Instructions for the task:
Find how many lines in the data below mention "title". Give the number only.

Recorded information:
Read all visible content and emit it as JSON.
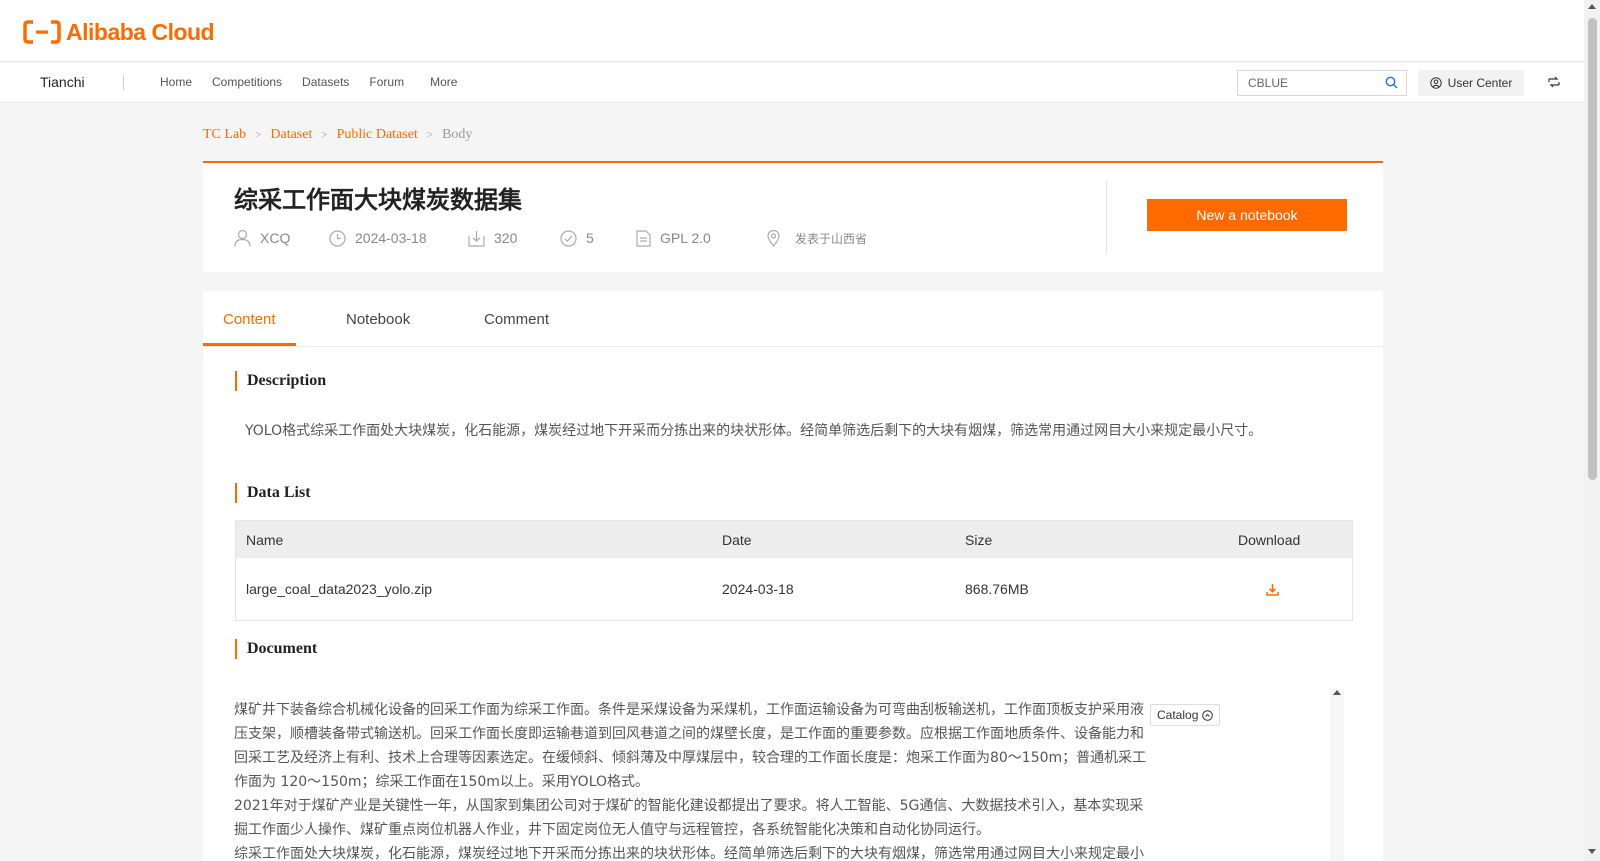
{
  "brand": {
    "logo_text": "Alibaba Cloud",
    "accent": "#ff6a00"
  },
  "nav": {
    "brand": "Tianchi",
    "items": [
      "Home",
      "Competitions",
      "Datasets",
      "Forum",
      "More"
    ],
    "search_value": "CBLUE",
    "user_center": "User Center"
  },
  "breadcrumb": [
    "TC Lab",
    "Dataset",
    "Public Dataset",
    "Body"
  ],
  "dataset": {
    "title": "综采工作面大块煤炭数据集",
    "author": "XCQ",
    "date": "2024-03-18",
    "downloads": "320",
    "likes": "5",
    "license": "GPL 2.0",
    "location": "发表于山西省",
    "new_notebook_label": "New a notebook"
  },
  "tabs": [
    "Content",
    "Notebook",
    "Comment"
  ],
  "description": {
    "title": "Description",
    "text": "YOLO格式综采工作面处大块煤炭，化石能源，煤炭经过地下开采而分拣出来的块状形体。经简单筛选后剩下的大块有烟煤，筛选常用通过网目大小来规定最小尺寸。"
  },
  "data_list": {
    "title": "Data List",
    "columns": [
      "Name",
      "Date",
      "Size",
      "Download"
    ],
    "rows": [
      {
        "name": "large_coal_data2023_yolo.zip",
        "date": "2024-03-18",
        "size": "868.76MB"
      }
    ]
  },
  "document": {
    "title": "Document",
    "catalog_label": "Catalog",
    "lines": [
      "煤矿井下装备综合机械化设备的回采工作面为综采工作面。条件是采煤设备为采煤机，工作面运输设备为可弯曲刮板输送机，工作面顶板支护采用液",
      "压支架，顺槽装备带式输送机。回采工作面长度即运输巷道到回风巷道之间的煤壁长度，是工作面的重要参数。应根据工作面地质条件、设备能力和",
      "回采工艺及经济上有利、技术上合理等因素选定。在缓倾斜、倾斜薄及中厚煤层中，较合理的工作面长度是：炮采工作面为80～150m；普通机采工",
      "作面为 120～150m；综采工作面在150m以上。采用YOLO格式。",
      "2021年对于煤矿产业是关键性一年，从国家到集团公司对于煤矿的智能化建设都提出了要求。将人工智能、5G通信、大数据技术引入，基本实现采",
      "掘工作面少人操作、煤矿重点岗位机器人作业，井下固定岗位无人值守与远程管控，各系统智能化决策和自动化协同运行。",
      "综采工作面处大块煤炭，化石能源，煤炭经过地下开采而分拣出来的块状形体。经简单筛选后剩下的大块有烟煤，筛选常用通过网目大小来规定最小"
    ]
  }
}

Problem solution:
4